> **YOUR TASK**: Below are some entries. Copy each line that holds the string "structured".

━━━ THE DATA

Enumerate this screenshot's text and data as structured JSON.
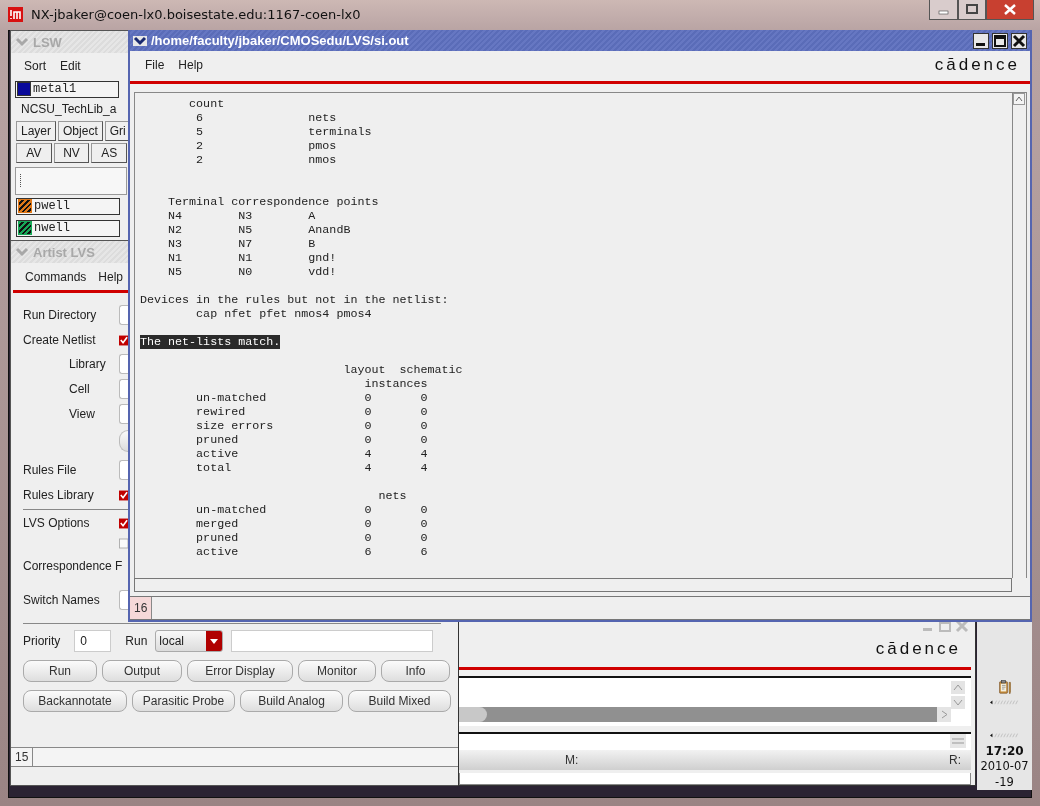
{
  "host_window": {
    "title": "NX-jbaker@coen-lx0.boisestate.edu:1167-coen-lx0"
  },
  "lsw": {
    "title": "LSW",
    "menu": [
      "Sort",
      "Edit"
    ],
    "current_layer": {
      "name": "metal1",
      "color": "#0a0a9a"
    },
    "technology": "NCSU_TechLib_a",
    "tabs": [
      "Layer",
      "Object",
      "Gri"
    ],
    "buttons": [
      "AV",
      "NV",
      "AS"
    ],
    "layers": [
      {
        "name": "pwell",
        "color": "#e07818"
      },
      {
        "name": "nwell",
        "color": "#18a858"
      }
    ]
  },
  "artist_lvs": {
    "title": "Artist LVS",
    "menu": [
      "Commands",
      "Help"
    ],
    "sections": [
      [
        {
          "kind": "field",
          "label": "Run Directory"
        },
        {
          "kind": "checkbox",
          "label": "Create Netlist",
          "checked": true
        },
        {
          "kind": "subfield",
          "label": "Library"
        },
        {
          "kind": "subfield",
          "label": "Cell"
        },
        {
          "kind": "subfield",
          "label": "View"
        },
        {
          "kind": "button"
        },
        {
          "kind": "field",
          "label": "Rules File"
        },
        {
          "kind": "checkbox",
          "label": "Rules Library",
          "checked": true
        }
      ],
      [
        {
          "kind": "checkbox",
          "label": "LVS Options",
          "checked": true
        },
        {
          "kind": "checkbox",
          "checked": false
        },
        {
          "kind": "field",
          "label": "Correspondence F"
        },
        {
          "kind": "field",
          "label": "Switch Names"
        }
      ]
    ],
    "priority": {
      "label": "Priority",
      "value": "0"
    },
    "run": {
      "label": "Run",
      "value": "local"
    },
    "button_rows": [
      [
        "Run",
        "Output",
        "Error Display",
        "Monitor",
        "Info"
      ],
      [
        "Backannotate",
        "Parasitic Probe",
        "Build Analog",
        "Build Mixed"
      ]
    ],
    "status": "15"
  },
  "output_window": {
    "title": "/home/faculty/jbaker/CMOSedu/LVS/si.out",
    "menu": [
      "File",
      "Help"
    ],
    "logo": "cādence",
    "blocks": [
      {
        "highlighted": false,
        "lines": [
          "       count",
          "        6               nets",
          "        5               terminals",
          "        2               pmos",
          "        2               nmos"
        ]
      },
      {
        "highlighted": false,
        "lines": [
          "    Terminal correspondence points",
          "    N4        N3        A",
          "    N2        N5        AnandB",
          "    N3        N7        B",
          "    N1        N1        gnd!",
          "    N5        N0        vdd!"
        ]
      },
      {
        "highlighted": false,
        "lines": [
          "Devices in the rules but not in the netlist:",
          "        cap nfet pfet nmos4 pmos4"
        ]
      },
      {
        "highlighted": true,
        "lines": [
          "The net-lists match."
        ]
      },
      {
        "highlighted": false,
        "lines": [
          "                             layout  schematic",
          "                                instances",
          "        un-matched              0       0",
          "        rewired                 0       0",
          "        size errors             0       0",
          "        pruned                  0       0",
          "        active                  4       4",
          "        total                   4       4"
        ]
      },
      {
        "highlighted": false,
        "lines": [
          "                                  nets",
          "        un-matched              0       0",
          "        merged                  0       0",
          "        pruned                  0       0",
          "        active                  6       6"
        ]
      }
    ],
    "status": "16"
  },
  "ciw": {
    "logo": "cādence",
    "status": [
      "M:",
      "R:"
    ]
  },
  "clock": {
    "time": "17:20",
    "date_lines": [
      "2010-07",
      "-19"
    ]
  }
}
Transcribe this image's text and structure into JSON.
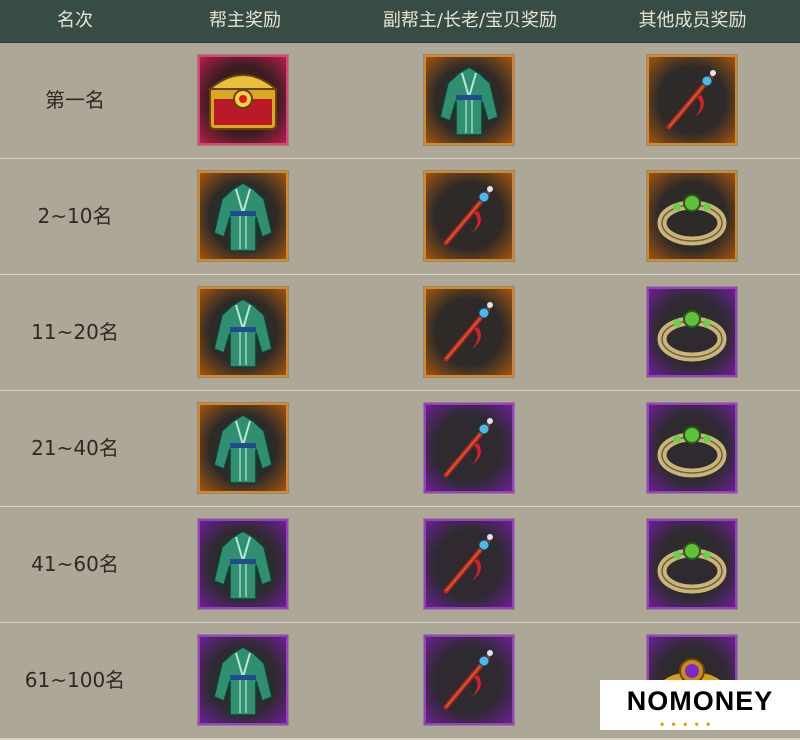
{
  "header": {
    "col_rank": "名次",
    "col_leader": "帮主奖励",
    "col_vice": "副帮主/长老/宝贝奖励",
    "col_member": "其他成员奖励"
  },
  "rows": [
    {
      "rank": "第一名",
      "leader": {
        "item": "treasure-chest",
        "frame": "pink"
      },
      "vice": {
        "item": "robe",
        "frame": "orange"
      },
      "member": {
        "item": "hairpin",
        "frame": "orange"
      }
    },
    {
      "rank": "2~10名",
      "leader": {
        "item": "robe",
        "frame": "orange"
      },
      "vice": {
        "item": "hairpin",
        "frame": "orange"
      },
      "member": {
        "item": "ring",
        "frame": "orange"
      }
    },
    {
      "rank": "11~20名",
      "leader": {
        "item": "robe",
        "frame": "orange"
      },
      "vice": {
        "item": "hairpin",
        "frame": "orange"
      },
      "member": {
        "item": "ring",
        "frame": "purple"
      }
    },
    {
      "rank": "21~40名",
      "leader": {
        "item": "robe",
        "frame": "orange"
      },
      "vice": {
        "item": "hairpin",
        "frame": "purple"
      },
      "member": {
        "item": "ring",
        "frame": "purple"
      }
    },
    {
      "rank": "41~60名",
      "leader": {
        "item": "robe",
        "frame": "purple"
      },
      "vice": {
        "item": "hairpin",
        "frame": "purple"
      },
      "member": {
        "item": "ring",
        "frame": "purple"
      }
    },
    {
      "rank": "61~100名",
      "leader": {
        "item": "robe",
        "frame": "purple"
      },
      "vice": {
        "item": "hairpin",
        "frame": "purple"
      },
      "member": {
        "item": "gold-ring",
        "frame": "purple"
      }
    }
  ],
  "watermark": {
    "text": "NOMONEY",
    "dots": "• • • • •"
  },
  "colors": {
    "header_bg": "#384c46",
    "orange_frame": "#d48a2a",
    "purple_frame": "#9a3ec8",
    "pink_frame": "#e2407a"
  }
}
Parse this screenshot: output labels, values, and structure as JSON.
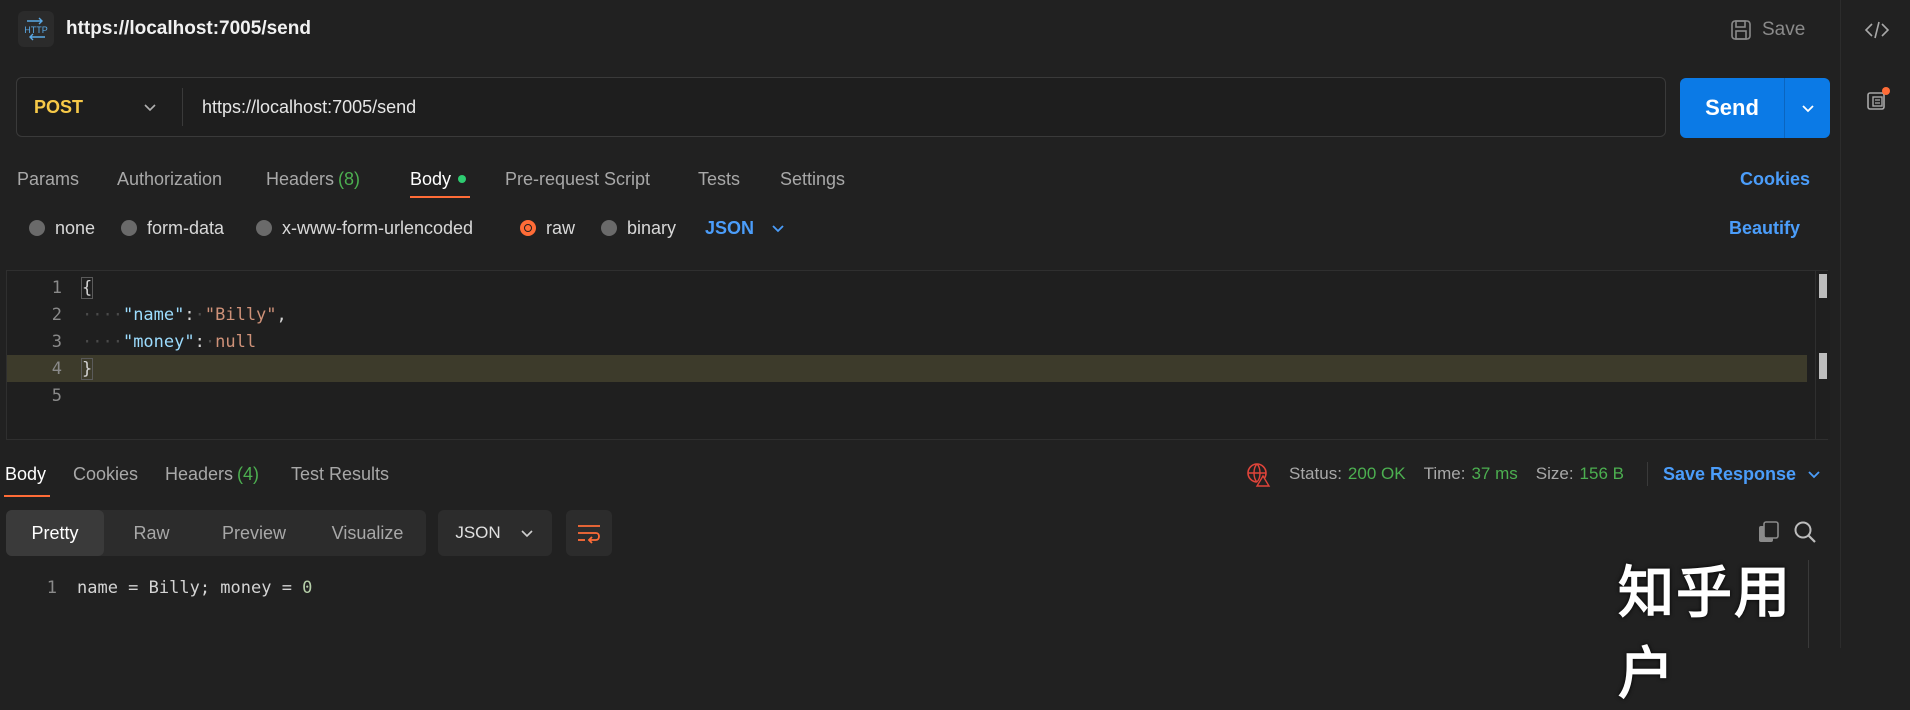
{
  "header": {
    "title": "https://localhost:7005/send",
    "save_label": "Save",
    "http_icon_label": "HTTP"
  },
  "request": {
    "method": "POST",
    "url": "https://localhost:7005/send",
    "send_label": "Send"
  },
  "request_tabs": {
    "params": "Params",
    "authorization": "Authorization",
    "headers": "Headers",
    "headers_count": "(8)",
    "body": "Body",
    "prerequest": "Pre-request Script",
    "tests": "Tests",
    "settings": "Settings",
    "cookies": "Cookies"
  },
  "body_types": {
    "none": "none",
    "form_data": "form-data",
    "urlencoded": "x-www-form-urlencoded",
    "raw": "raw",
    "binary": "binary",
    "format": "JSON",
    "beautify": "Beautify",
    "selected": "raw"
  },
  "editor": {
    "line_numbers": [
      "1",
      "2",
      "3",
      "4",
      "5"
    ],
    "open_brace": "{",
    "close_brace": "}",
    "key1": "\"name\"",
    "val1": "\"Billy\"",
    "key2": "\"money\"",
    "val2": "null",
    "current_line": 4
  },
  "response_tabs": {
    "body": "Body",
    "cookies": "Cookies",
    "headers": "Headers",
    "headers_count": "(4)",
    "test_results": "Test Results"
  },
  "response_status": {
    "status_label": "Status:",
    "status_value": "200 OK",
    "time_label": "Time:",
    "time_value": "37 ms",
    "size_label": "Size:",
    "size_value": "156 B",
    "save_response": "Save Response"
  },
  "response_view": {
    "pretty": "Pretty",
    "raw": "Raw",
    "preview": "Preview",
    "visualize": "Visualize",
    "format": "JSON",
    "line_number": "1",
    "line_text": "name = Billy; money = ",
    "line_num_value": "0"
  },
  "watermark": "知乎用户",
  "colors": {
    "accent_orange": "#ff6c37",
    "send_blue": "#0b7ae6",
    "link_blue": "#4b9dfa",
    "success_green": "#4caf50",
    "method_yellow": "#f7c948"
  }
}
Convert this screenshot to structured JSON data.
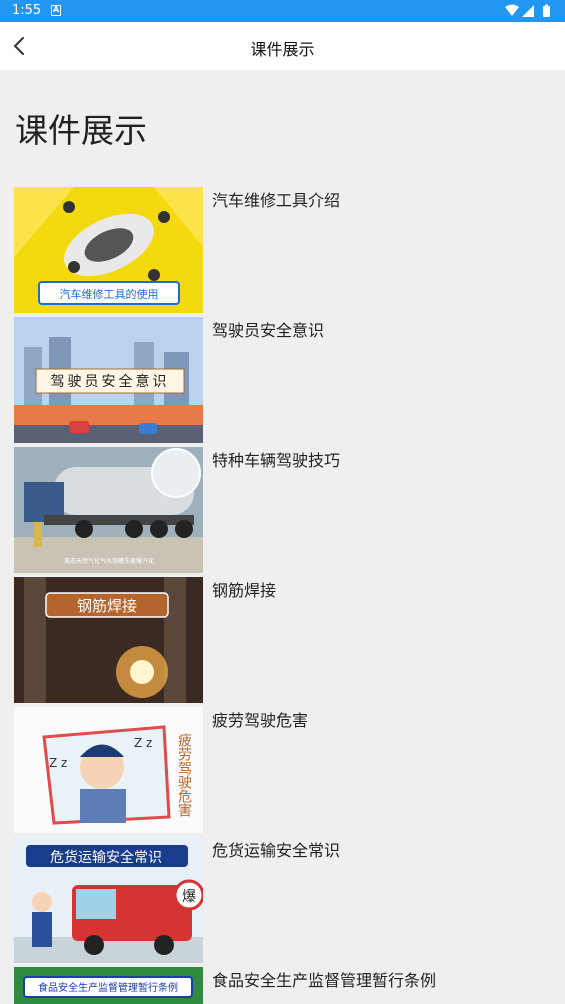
{
  "status": {
    "time": "1:55",
    "sim_badge": "A"
  },
  "appbar": {
    "title": "课件展示"
  },
  "page": {
    "heading": "课件展示"
  },
  "courses": [
    {
      "title": "汽车维修工具介绍",
      "thumb_caption": "汽车维修工具的使用"
    },
    {
      "title": "驾驶员安全意识",
      "thumb_caption": "驾驶员安全意识"
    },
    {
      "title": "特种车辆驾驶技巧",
      "thumb_caption": "液态天然气化气水泡罐车易爆汽化"
    },
    {
      "title": "钢筋焊接",
      "thumb_caption": "钢筋焊接"
    },
    {
      "title": "疲劳驾驶危害",
      "thumb_caption": "疲劳驾驶危害"
    },
    {
      "title": "危货运输安全常识",
      "thumb_caption": "危货运输安全常识",
      "thumb_badge": "爆"
    },
    {
      "title": "食品安全生产监督管理暂行条例",
      "thumb_caption": "食品安全生产监督管理暂行条例"
    }
  ],
  "colors": {
    "statusbar": "#2196f3",
    "appbar": "#ffffff",
    "background": "#efefef"
  }
}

━━━━━━

> **IN RESPONSE**:
Enumerate this screenshot's text and data as structured JSON.
Convert this screenshot to structured JSON data.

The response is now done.